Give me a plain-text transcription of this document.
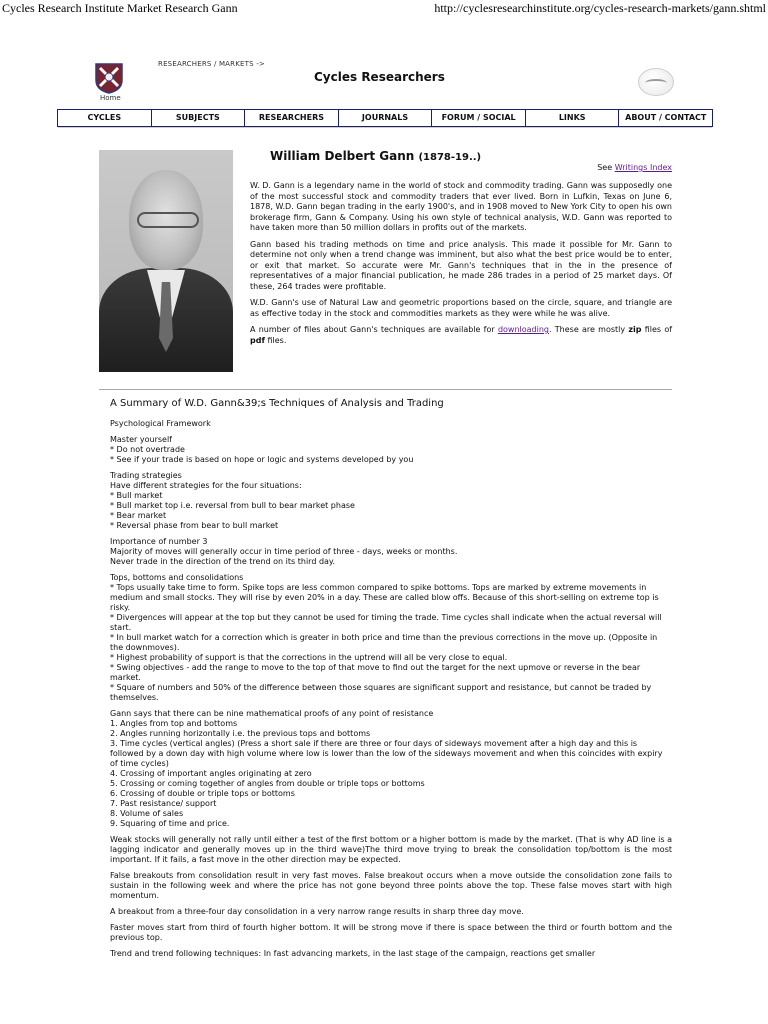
Cycles Research Institute Market Research Gann	http://cyclesresearchinstitute.org/cycles-research-markets/gann.shtml
Home
RESEARCHERS / MARKETS ->
Cycles Researchers
CYCLES	SUBJECTS	RESEARCHERS	JOURNALS	FORUM / SOCIAL	LINKS	ABOUT / CONTACT
William Delbert Gann (1878-19..)
See Writings Index

W. D. Gann is a legendary name in the world of stock and commodity trading. Gann was supposedly one of the most successful stock and commodity traders that ever lived. Born in Lufkin, Texas on June 6, 1878, W.D. Gann began trading in the early 1900's, and in 1908 moved to New York City to open his own brokerage firm, Gann & Company. Using his own style of technical analysis, W.D. Gann was reported to have taken more than 50 million dollars in profits out of the markets.

Gann based his trading methods on time and price analysis. This made it possible for Mr. Gann to determine not only when a trend change was imminent, but also what the best price would be to enter, or exit that market. So accurate were Mr. Gann's techniques that in the in the presence of representatives of a major financial publication, he made 286 trades in a period of 25 market days. Of these, 264 trades were profitable.

W.D. Gann's use of Natural Law and geometric proportions based on the circle, square, and triangle are as effective today in the stock and commodities markets as they were while he was alive.

A number of files about Gann's techniques are available for downloading. These are mostly zip files of pdf files.

A Summary of W.D. Gann&39;s Techniques of Analysis and Trading
Psychological Framework
Master yourself
* Do not overtrade
* See if your trade is based on hope or logic and systems developed by you
Trading strategies
Have different strategies for the four situations:
* Bull market
* Bull market top i.e. reversal from bull to bear market phase
* Bear market
* Reversal phase from bear to bull market
Importance of number 3
Majority of moves will generally occur in time period of three - days, weeks or months.
Never trade in the direction of the trend on its third day.
Tops, bottoms and consolidations
* Tops usually take time to form. Spike tops are less common compared to spike bottoms. Tops are marked by extreme movements in medium and small stocks. They will rise by even 20% in a day. These are called blow offs. Because of this short-selling on extreme top is risky.
* Divergences will appear at the top but they cannot be used for timing the trade. Time cycles shall indicate when the actual reversal will start.
* In bull market watch for a correction which is greater in both price and time than the previous corrections in the move up. (Opposite in the downmoves).
* Highest probability of support is that the corrections in the uptrend will all be very close to equal.
* Swing objectives - add the range to move to the top of that move to find out the target for the next upmove or reverse in the bear market.
* Square of numbers and 50% of the difference between those squares are significant support and resistance, but cannot be traded by themselves.
Gann says that there can be nine mathematical proofs of any point of resistance
1. Angles from top and bottoms
2. Angles running horizontally i.e. the previous tops and bottoms
3. Time cycles (vertical angles) (Press a short sale if there are three or four days of sideways movement after a high day and this is followed by a down day with high volume where low is lower than the low of the sideways movement and when this coincides with expiry of time cycles)
4. Crossing of important angles originating at zero
5. Crossing or coming together of angles from double or triple tops or bottoms
6. Crossing of double or triple tops or bottoms
7. Past resistance/ support
8. Volume of sales
9. Squaring of time and price.
Weak stocks will generally not rally until either a test of the first bottom or a higher bottom is made by the market. (That is why AD line is a lagging indicator and generally moves up in the third wave)The third move trying to break the consolidation top/bottom is the most important. If it fails, a fast move in the other direction may be expected.
False breakouts from consolidation result in very fast moves. False breakout occurs when a move outside the consolidation zone fails to sustain in the following week and where the price has not gone beyond three points above the top. These false moves start with high momentum.
A breakout from a three-four day consolidation in a very narrow range results in sharp three day move.
Faster moves start from third of fourth higher bottom. It will be strong move if there is space between the third or fourth bottom and the previous top.
Trend and trend following techniques: In fast advancing markets, in the last stage of the campaign, reactions get smaller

# # # #

■ What you should do ■
For each line of the entries that includes "range", show that line.

■ Response ■
* Swing objectives - add the range to move to the top of that move to find out the target for the next upmove or reverse in the bear market.
A breakout from a three-four day consolidation in a very narrow range results in sharp three day move.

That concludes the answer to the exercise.